──────── MATERIAL FOR THIS EXERCISE ────────

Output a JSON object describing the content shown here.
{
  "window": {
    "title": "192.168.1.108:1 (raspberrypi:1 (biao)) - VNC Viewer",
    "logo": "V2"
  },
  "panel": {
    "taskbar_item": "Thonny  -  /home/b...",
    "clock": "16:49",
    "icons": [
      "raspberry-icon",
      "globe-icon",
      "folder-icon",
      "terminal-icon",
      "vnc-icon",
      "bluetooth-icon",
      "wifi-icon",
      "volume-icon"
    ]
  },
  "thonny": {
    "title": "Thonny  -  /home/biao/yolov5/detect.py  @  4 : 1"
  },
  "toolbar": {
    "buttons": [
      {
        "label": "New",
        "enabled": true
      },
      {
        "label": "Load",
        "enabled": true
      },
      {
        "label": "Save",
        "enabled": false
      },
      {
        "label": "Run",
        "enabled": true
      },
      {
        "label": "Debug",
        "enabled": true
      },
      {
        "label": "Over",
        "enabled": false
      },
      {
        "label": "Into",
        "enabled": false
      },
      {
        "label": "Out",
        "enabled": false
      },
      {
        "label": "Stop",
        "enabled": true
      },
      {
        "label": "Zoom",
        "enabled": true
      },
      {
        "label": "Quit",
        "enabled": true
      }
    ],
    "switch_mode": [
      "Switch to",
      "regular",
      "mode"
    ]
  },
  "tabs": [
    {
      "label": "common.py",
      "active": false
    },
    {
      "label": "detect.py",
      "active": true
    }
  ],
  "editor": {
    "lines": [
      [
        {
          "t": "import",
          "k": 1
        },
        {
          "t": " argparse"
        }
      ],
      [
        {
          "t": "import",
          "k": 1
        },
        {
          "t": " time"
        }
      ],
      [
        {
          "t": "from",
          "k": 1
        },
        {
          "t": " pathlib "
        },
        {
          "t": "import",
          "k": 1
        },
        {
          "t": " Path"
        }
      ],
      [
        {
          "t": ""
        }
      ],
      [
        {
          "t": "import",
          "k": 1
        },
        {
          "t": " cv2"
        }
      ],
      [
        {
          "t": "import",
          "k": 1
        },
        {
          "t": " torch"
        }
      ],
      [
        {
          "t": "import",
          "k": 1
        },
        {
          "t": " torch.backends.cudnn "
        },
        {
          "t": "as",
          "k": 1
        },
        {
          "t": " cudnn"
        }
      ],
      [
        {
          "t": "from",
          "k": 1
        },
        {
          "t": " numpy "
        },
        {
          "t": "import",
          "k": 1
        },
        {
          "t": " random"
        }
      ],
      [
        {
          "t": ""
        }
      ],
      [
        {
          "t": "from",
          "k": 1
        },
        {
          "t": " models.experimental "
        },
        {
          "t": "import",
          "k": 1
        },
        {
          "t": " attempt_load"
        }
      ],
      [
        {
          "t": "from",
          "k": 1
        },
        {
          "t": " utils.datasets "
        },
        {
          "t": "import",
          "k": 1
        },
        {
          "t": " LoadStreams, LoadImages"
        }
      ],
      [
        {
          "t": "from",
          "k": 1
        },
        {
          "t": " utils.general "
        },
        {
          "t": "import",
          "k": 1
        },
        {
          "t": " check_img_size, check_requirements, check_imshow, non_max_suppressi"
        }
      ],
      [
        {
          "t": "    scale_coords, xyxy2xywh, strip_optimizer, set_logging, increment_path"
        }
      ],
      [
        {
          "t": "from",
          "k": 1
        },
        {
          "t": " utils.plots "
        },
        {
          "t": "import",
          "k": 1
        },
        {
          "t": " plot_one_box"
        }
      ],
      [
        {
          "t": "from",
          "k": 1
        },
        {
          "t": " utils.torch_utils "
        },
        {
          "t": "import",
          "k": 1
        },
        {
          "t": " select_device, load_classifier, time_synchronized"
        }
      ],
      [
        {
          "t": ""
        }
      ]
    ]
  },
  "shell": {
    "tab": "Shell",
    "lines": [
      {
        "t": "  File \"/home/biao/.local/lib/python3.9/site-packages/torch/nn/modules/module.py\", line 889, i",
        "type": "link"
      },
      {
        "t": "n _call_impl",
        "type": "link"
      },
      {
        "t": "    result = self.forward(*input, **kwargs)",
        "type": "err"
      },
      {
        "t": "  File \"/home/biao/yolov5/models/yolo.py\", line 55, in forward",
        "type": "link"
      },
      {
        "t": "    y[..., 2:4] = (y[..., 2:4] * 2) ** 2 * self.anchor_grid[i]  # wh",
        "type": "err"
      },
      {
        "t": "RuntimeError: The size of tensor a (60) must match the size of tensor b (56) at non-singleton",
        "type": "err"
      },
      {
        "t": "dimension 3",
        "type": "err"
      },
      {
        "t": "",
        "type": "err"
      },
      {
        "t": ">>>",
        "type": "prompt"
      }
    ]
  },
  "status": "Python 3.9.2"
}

────────

* REQUIREMENTS
Copy down the material exactly as written.

* TASK OUTPUT
Output a JSON object describing the content shown here.
{
  "window": {
    "title": "192.168.1.108:1 (raspberrypi:1 (biao)) - VNC Viewer",
    "logo": "V2"
  },
  "panel": {
    "taskbar_item": "Thonny  -  /home/b...",
    "clock": "16:49",
    "icons": [
      "raspberry-icon",
      "globe-icon",
      "folder-icon",
      "terminal-icon",
      "vnc-icon",
      "bluetooth-icon",
      "wifi-icon",
      "volume-icon"
    ]
  },
  "thonny": {
    "title": "Thonny  -  /home/biao/yolov5/detect.py  @  4 : 1"
  },
  "toolbar": {
    "buttons": [
      {
        "label": "New",
        "enabled": true
      },
      {
        "label": "Load",
        "enabled": true
      },
      {
        "label": "Save",
        "enabled": false
      },
      {
        "label": "Run",
        "enabled": true
      },
      {
        "label": "Debug",
        "enabled": true
      },
      {
        "label": "Over",
        "enabled": false
      },
      {
        "label": "Into",
        "enabled": false
      },
      {
        "label": "Out",
        "enabled": false
      },
      {
        "label": "Stop",
        "enabled": true
      },
      {
        "label": "Zoom",
        "enabled": true
      },
      {
        "label": "Quit",
        "enabled": true
      }
    ],
    "switch_mode": [
      "Switch to",
      "regular",
      "mode"
    ]
  },
  "tabs": [
    {
      "label": "common.py",
      "active": false
    },
    {
      "label": "detect.py",
      "active": true
    }
  ],
  "editor": {
    "lines": [
      [
        {
          "t": "import",
          "k": 1
        },
        {
          "t": " argparse"
        }
      ],
      [
        {
          "t": "import",
          "k": 1
        },
        {
          "t": " time"
        }
      ],
      [
        {
          "t": "from",
          "k": 1
        },
        {
          "t": " pathlib "
        },
        {
          "t": "import",
          "k": 1
        },
        {
          "t": " Path"
        }
      ],
      [
        {
          "t": ""
        }
      ],
      [
        {
          "t": "import",
          "k": 1
        },
        {
          "t": " cv2"
        }
      ],
      [
        {
          "t": "import",
          "k": 1
        },
        {
          "t": " torch"
        }
      ],
      [
        {
          "t": "import",
          "k": 1
        },
        {
          "t": " torch.backends.cudnn "
        },
        {
          "t": "as",
          "k": 1
        },
        {
          "t": " cudnn"
        }
      ],
      [
        {
          "t": "from",
          "k": 1
        },
        {
          "t": " numpy "
        },
        {
          "t": "import",
          "k": 1
        },
        {
          "t": " random"
        }
      ],
      [
        {
          "t": ""
        }
      ],
      [
        {
          "t": "from",
          "k": 1
        },
        {
          "t": " models.experimental "
        },
        {
          "t": "import",
          "k": 1
        },
        {
          "t": " attempt_load"
        }
      ],
      [
        {
          "t": "from",
          "k": 1
        },
        {
          "t": " utils.datasets "
        },
        {
          "t": "import",
          "k": 1
        },
        {
          "t": " LoadStreams, LoadImages"
        }
      ],
      [
        {
          "t": "from",
          "k": 1
        },
        {
          "t": " utils.general "
        },
        {
          "t": "import",
          "k": 1
        },
        {
          "t": " check_img_size, check_requirements, check_imshow, non_max_suppressi"
        }
      ],
      [
        {
          "t": "    scale_coords, xyxy2xywh, strip_optimizer, set_logging, increment_path"
        }
      ],
      [
        {
          "t": "from",
          "k": 1
        },
        {
          "t": " utils.plots "
        },
        {
          "t": "import",
          "k": 1
        },
        {
          "t": " plot_one_box"
        }
      ],
      [
        {
          "t": "from",
          "k": 1
        },
        {
          "t": " utils.torch_utils "
        },
        {
          "t": "import",
          "k": 1
        },
        {
          "t": " select_device, load_classifier, time_synchronized"
        }
      ],
      [
        {
          "t": ""
        }
      ]
    ]
  },
  "shell": {
    "tab": "Shell",
    "lines": [
      {
        "t": "  File \"/home/biao/.local/lib/python3.9/site-packages/torch/nn/modules/module.py\", line 889, i",
        "type": "link"
      },
      {
        "t": "n _call_impl",
        "type": "link"
      },
      {
        "t": "    result = self.forward(*input, **kwargs)",
        "type": "err"
      },
      {
        "t": "  File \"/home/biao/yolov5/models/yolo.py\", line 55, in forward",
        "type": "link"
      },
      {
        "t": "    y[..., 2:4] = (y[..., 2:4] * 2) ** 2 * self.anchor_grid[i]  # wh",
        "type": "err"
      },
      {
        "t": "RuntimeError: The size of tensor a (60) must match the size of tensor b (56) at non-singleton",
        "type": "err"
      },
      {
        "t": "dimension 3",
        "type": "err"
      },
      {
        "t": "",
        "type": "err"
      },
      {
        "t": ">>>",
        "type": "prompt"
      }
    ]
  },
  "status": "Python 3.9.2"
}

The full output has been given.